* **EXERCISE INPUT**:
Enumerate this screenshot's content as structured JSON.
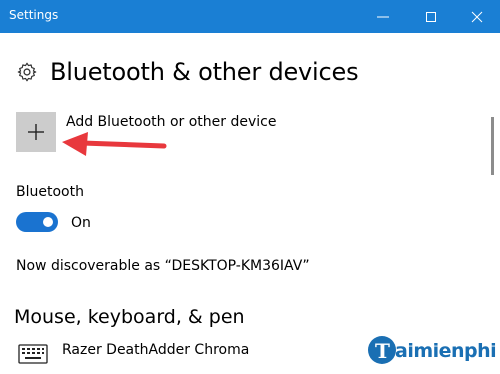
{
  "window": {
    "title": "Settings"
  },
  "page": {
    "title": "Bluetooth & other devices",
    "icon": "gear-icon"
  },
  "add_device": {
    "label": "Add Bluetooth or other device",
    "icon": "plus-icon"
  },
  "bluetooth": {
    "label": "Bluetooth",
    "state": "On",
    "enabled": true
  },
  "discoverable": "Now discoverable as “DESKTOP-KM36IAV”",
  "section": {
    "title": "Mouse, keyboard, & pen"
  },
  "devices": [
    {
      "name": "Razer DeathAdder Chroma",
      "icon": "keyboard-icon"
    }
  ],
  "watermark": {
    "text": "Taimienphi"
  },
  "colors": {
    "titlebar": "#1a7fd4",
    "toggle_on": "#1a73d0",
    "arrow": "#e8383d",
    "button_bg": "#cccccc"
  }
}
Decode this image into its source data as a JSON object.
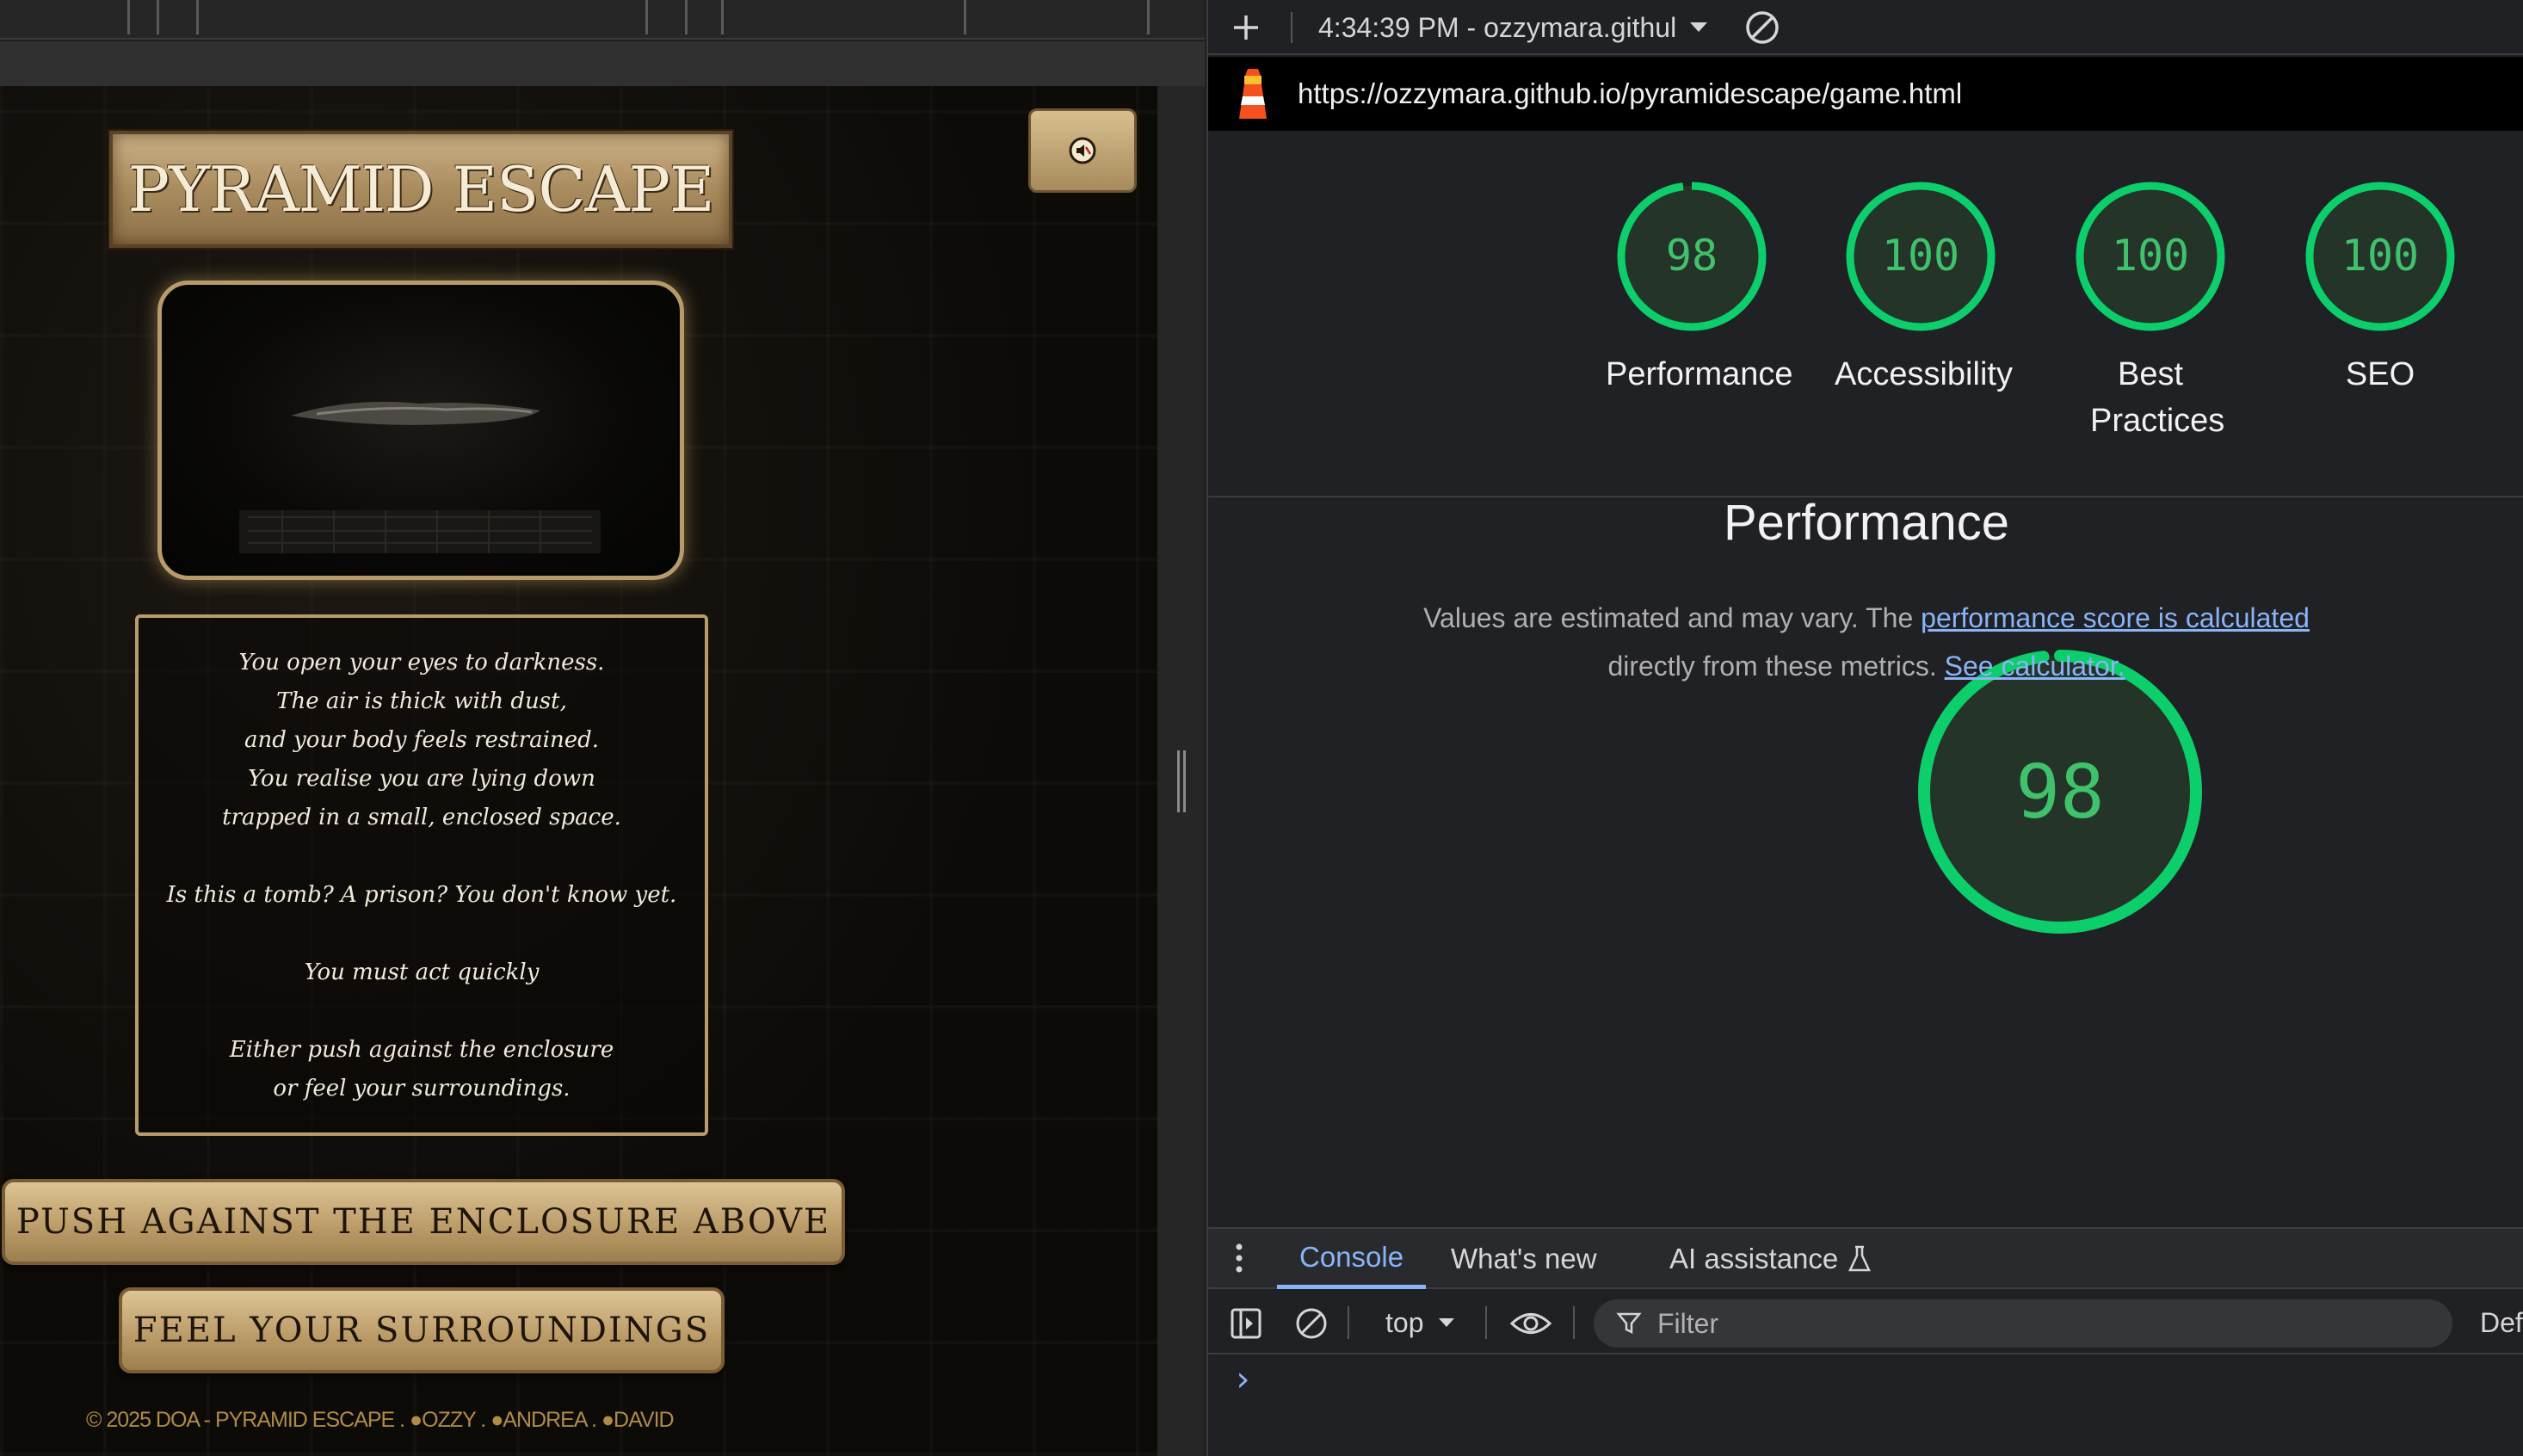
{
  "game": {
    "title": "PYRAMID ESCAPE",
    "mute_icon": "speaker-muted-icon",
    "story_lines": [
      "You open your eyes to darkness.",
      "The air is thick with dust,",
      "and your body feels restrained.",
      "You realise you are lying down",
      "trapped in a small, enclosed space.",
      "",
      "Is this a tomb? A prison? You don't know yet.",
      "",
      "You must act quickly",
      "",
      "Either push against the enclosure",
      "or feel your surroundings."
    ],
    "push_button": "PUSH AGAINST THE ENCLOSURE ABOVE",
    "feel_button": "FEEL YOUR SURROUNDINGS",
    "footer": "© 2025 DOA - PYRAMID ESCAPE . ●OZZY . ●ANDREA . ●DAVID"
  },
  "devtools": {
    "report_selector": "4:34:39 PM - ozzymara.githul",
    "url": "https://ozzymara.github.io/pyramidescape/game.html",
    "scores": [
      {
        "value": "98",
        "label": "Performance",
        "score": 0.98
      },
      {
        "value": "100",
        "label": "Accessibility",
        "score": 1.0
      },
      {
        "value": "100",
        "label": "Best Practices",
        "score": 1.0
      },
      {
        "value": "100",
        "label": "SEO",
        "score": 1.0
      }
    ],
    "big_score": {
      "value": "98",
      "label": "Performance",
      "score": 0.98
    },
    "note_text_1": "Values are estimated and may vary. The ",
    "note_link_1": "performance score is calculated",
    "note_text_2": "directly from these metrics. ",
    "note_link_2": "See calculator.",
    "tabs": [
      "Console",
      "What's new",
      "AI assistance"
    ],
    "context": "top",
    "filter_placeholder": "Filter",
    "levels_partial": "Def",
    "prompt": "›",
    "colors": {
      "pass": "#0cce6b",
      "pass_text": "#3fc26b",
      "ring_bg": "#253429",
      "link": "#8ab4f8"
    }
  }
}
...
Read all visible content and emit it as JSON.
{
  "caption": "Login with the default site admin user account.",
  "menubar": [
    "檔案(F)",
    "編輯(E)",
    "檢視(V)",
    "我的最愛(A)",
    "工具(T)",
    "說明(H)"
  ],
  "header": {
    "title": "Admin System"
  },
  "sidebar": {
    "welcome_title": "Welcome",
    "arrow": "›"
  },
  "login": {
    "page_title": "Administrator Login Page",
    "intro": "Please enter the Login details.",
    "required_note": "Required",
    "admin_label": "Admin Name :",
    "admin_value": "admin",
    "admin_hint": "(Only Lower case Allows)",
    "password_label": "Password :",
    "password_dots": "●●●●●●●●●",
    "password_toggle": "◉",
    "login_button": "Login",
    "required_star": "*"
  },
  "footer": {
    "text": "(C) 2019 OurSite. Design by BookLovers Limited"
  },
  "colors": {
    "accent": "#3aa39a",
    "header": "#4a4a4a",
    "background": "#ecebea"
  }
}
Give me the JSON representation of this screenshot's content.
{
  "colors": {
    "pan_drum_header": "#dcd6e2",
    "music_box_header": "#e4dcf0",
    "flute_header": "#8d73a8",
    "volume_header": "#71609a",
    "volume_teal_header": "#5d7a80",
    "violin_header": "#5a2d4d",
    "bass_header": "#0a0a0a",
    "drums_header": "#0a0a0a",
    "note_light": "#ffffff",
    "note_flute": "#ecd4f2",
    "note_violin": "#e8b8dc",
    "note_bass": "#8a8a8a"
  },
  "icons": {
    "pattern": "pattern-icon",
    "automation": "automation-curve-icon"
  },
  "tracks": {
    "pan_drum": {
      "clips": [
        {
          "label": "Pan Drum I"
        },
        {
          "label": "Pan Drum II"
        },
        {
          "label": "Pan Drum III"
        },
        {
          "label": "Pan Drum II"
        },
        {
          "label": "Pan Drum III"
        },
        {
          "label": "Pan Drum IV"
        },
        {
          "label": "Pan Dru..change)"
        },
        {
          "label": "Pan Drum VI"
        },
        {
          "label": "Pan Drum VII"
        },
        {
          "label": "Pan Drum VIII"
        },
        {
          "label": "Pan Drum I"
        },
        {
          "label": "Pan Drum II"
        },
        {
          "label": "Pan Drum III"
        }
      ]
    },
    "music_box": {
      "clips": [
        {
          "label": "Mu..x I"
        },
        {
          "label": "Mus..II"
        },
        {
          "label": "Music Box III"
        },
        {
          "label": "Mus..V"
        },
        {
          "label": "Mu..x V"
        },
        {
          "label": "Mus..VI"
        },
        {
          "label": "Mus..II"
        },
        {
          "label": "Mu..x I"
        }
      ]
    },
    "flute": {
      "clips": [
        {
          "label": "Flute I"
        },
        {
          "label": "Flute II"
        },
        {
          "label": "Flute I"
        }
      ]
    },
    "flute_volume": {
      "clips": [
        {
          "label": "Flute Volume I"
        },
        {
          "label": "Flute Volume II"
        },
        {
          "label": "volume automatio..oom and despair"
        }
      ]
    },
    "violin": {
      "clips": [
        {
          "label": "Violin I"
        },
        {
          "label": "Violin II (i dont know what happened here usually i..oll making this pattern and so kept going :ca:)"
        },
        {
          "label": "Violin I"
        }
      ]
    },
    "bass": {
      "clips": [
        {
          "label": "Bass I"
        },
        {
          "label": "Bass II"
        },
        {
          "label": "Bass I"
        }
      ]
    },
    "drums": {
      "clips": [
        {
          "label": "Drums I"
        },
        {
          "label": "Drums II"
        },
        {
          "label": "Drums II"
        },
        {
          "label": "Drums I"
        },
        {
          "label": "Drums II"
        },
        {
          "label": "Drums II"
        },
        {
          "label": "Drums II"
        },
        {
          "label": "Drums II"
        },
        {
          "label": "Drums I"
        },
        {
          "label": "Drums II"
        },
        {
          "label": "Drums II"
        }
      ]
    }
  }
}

* **TASK DESCRIPTION**:
Scan the listing above. Gather each line that contains the word "JSON".

* **COMPLETED TASK**:
Enumerate this screenshot's content as structured JSON.
Decode this image into its source data as a JSON object.
Read all visible content and emit it as JSON.
Give me the JSON representation of this screenshot's content.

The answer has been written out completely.